Each line containing the word "медицинских" needs to be copied.

--- START Data to process ---

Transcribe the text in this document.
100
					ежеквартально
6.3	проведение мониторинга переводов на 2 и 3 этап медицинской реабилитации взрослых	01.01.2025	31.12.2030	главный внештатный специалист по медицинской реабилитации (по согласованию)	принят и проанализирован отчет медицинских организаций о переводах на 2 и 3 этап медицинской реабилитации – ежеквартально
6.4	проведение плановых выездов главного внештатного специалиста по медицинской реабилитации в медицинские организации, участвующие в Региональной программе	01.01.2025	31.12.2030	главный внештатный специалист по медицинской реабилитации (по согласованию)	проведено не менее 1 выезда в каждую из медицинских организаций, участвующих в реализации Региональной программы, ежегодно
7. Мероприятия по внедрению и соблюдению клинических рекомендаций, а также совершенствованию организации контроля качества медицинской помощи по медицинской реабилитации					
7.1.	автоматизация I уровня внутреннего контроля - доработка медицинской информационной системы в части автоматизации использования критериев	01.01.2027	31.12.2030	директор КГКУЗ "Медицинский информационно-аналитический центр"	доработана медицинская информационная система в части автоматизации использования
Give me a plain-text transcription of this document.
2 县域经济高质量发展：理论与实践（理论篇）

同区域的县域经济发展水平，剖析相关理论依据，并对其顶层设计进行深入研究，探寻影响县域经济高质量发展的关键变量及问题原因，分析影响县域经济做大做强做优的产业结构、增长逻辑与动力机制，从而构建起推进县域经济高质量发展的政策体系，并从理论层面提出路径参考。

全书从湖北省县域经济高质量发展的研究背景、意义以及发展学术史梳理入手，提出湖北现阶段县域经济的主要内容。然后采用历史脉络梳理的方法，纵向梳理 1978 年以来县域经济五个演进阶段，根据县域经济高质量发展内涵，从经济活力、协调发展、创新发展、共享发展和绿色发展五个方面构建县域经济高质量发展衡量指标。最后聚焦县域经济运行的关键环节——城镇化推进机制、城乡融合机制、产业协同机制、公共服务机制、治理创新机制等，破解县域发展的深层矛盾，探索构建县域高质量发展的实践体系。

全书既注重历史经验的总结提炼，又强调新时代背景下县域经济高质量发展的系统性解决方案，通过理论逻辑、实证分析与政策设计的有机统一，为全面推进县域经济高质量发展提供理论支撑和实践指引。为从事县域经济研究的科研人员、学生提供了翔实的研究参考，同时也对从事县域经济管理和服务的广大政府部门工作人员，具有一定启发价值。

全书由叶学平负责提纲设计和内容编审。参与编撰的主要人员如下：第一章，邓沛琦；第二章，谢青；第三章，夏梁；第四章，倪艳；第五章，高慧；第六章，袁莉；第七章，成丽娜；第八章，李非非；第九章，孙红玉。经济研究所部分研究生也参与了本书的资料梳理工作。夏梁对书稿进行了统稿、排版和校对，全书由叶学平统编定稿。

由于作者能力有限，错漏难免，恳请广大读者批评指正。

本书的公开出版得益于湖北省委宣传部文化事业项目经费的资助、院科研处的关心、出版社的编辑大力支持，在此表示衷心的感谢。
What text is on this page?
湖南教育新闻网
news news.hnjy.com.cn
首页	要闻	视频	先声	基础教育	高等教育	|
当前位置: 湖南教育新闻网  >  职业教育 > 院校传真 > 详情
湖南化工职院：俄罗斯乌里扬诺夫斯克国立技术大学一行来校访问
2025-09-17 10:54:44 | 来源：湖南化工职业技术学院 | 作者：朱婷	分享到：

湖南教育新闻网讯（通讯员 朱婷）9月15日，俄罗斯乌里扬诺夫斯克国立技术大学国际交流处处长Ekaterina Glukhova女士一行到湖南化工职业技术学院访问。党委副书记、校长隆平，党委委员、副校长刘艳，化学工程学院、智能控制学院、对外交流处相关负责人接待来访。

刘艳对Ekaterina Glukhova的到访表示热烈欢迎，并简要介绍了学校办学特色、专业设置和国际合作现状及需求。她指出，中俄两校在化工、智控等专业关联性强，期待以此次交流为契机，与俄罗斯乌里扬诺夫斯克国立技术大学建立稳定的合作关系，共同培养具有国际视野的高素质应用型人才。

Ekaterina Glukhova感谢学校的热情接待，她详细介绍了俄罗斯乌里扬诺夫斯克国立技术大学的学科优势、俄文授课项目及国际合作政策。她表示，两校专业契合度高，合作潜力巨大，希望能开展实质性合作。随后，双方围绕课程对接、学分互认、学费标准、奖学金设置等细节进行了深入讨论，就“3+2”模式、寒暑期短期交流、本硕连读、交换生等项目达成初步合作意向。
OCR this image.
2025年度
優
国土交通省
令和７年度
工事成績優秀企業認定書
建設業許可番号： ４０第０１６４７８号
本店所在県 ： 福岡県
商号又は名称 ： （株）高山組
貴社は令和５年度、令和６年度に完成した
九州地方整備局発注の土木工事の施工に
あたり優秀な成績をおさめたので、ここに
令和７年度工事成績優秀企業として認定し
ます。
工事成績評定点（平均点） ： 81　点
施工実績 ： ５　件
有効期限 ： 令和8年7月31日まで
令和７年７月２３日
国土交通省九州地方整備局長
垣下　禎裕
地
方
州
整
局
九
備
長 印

--- END Data to process ---

(Output of the task)
6.3	проведение мониторинга переводов на 2 и 3 этап медицинской реабилитации взрослых	01.01.2025	31.12.2030	главный внештатный специалист по медицинской реабилитации (по согласованию)	принят и проанализирован отчет медицинских организаций о переводах на 2 и 3 этап медицинской реабилитации – ежеквартально
6.4	проведение плановых выездов главного внештатного специалиста по медицинской реабилитации в медицинские организации, участвующие в Региональной программе	01.01.2025	31.12.2030	главный внештатный специалист по медицинской реабилитации (по согласованию)	проведено не менее 1 выезда в каждую из медицинских организаций, участвующих в реализации Региональной программы, ежегодно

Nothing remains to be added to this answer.